Dataset content:
══════════════════════════════

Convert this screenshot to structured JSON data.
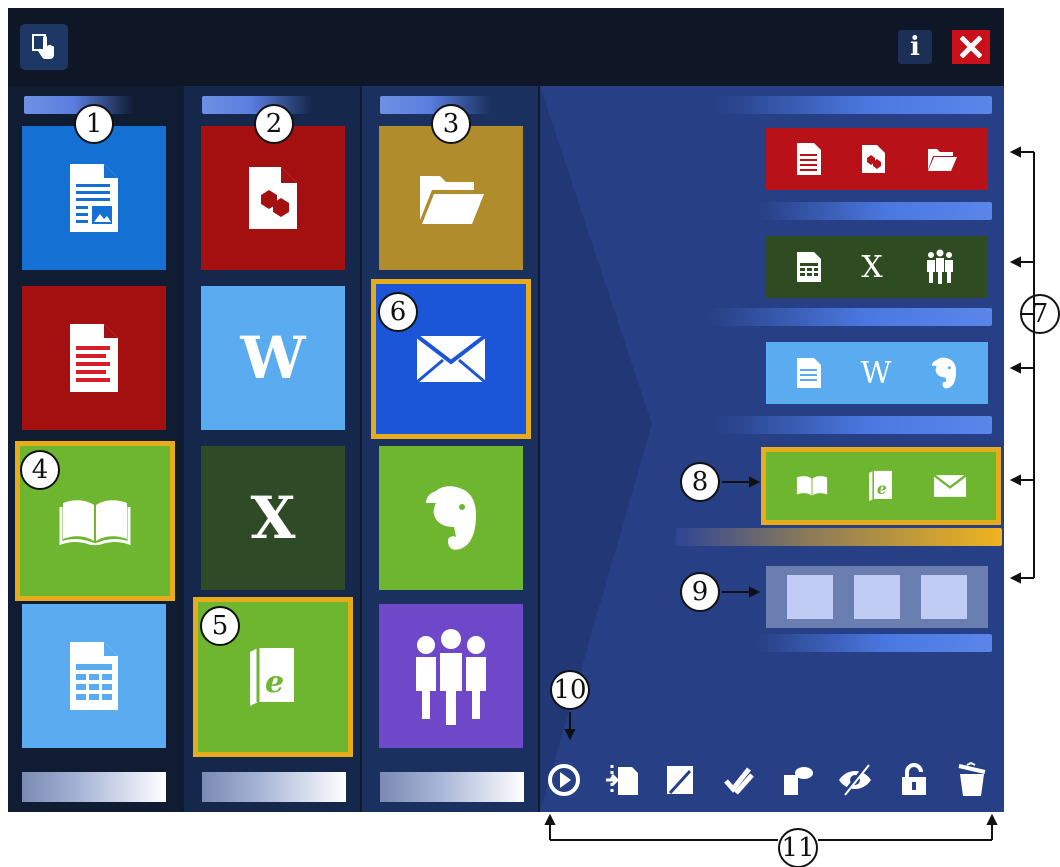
{
  "window": {
    "info_label": "i",
    "close_label": "✖",
    "app_icon": "pointer-hand-icon"
  },
  "columns": [
    {
      "tiles": [
        {
          "icon": "document-picture-icon",
          "color": "#1570d4"
        },
        {
          "icon": "pdf-document-icon",
          "color": "#a41010"
        },
        {
          "icon": "open-book-icon",
          "color": "#6eb530",
          "selected": true
        },
        {
          "icon": "spreadsheet-document-icon",
          "color": "#5aabef"
        }
      ]
    },
    {
      "tiles": [
        {
          "icon": "hexagon-document-icon",
          "color": "#a41010"
        },
        {
          "label": "W",
          "color": "#5aabef"
        },
        {
          "label": "X",
          "color": "#2e4a26"
        },
        {
          "icon": "ebook-icon",
          "color": "#6eb530",
          "selected": true
        }
      ]
    },
    {
      "tiles": [
        {
          "icon": "folder-open-icon",
          "color": "#b08c2c"
        },
        {
          "icon": "envelope-icon",
          "color": "#1b55d8",
          "selected": true
        },
        {
          "icon": "evernote-elephant-icon",
          "color": "#6eb530"
        },
        {
          "icon": "people-group-icon",
          "color": "#6e48c8"
        }
      ]
    }
  ],
  "groups": [
    {
      "color": "#b81118",
      "items": [
        "pdf-document-icon",
        "hexagon-document-icon",
        "folder-open-icon"
      ]
    },
    {
      "color": "#2f4b22",
      "items": [
        "spreadsheet-document-icon",
        "X",
        "people-group-icon"
      ]
    },
    {
      "color": "#5aabef",
      "items": [
        "text-document-icon",
        "W",
        "evernote-elephant-icon"
      ]
    },
    {
      "color": "#6eb530",
      "items": [
        "open-book-icon",
        "ebook-icon",
        "envelope-icon"
      ],
      "selected": true
    },
    {
      "color": "#6a7eb0",
      "items": [
        "empty",
        "empty",
        "empty"
      ]
    }
  ],
  "toolbar": [
    "play-circle-icon",
    "move-document-icon",
    "edit-pencil-icon",
    "check-pencil-icon",
    "tag-document-icon",
    "hide-eye-icon",
    "unlock-icon",
    "trash-icon"
  ],
  "callouts": {
    "c1": "1",
    "c2": "2",
    "c3": "3",
    "c4": "4",
    "c5": "5",
    "c6": "6",
    "c7": "7",
    "c8": "8",
    "c9": "9",
    "c10": "10",
    "c11": "11"
  },
  "accent_color": "#e6ac1c"
}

══════════════════════════════

Given instruction:
All lines in the data that contain the word "document" should be copied.

Task output:
          "icon": "document-picture-icon",
          "icon": "pdf-document-icon",
          "icon": "spreadsheet-document-icon",
          "icon": "hexagon-document-icon",
        "pdf-document-icon",
        "hexagon-document-icon",
        "spreadsheet-document-icon",
        "text-document-icon",
    "move-document-icon",
    "tag-document-icon",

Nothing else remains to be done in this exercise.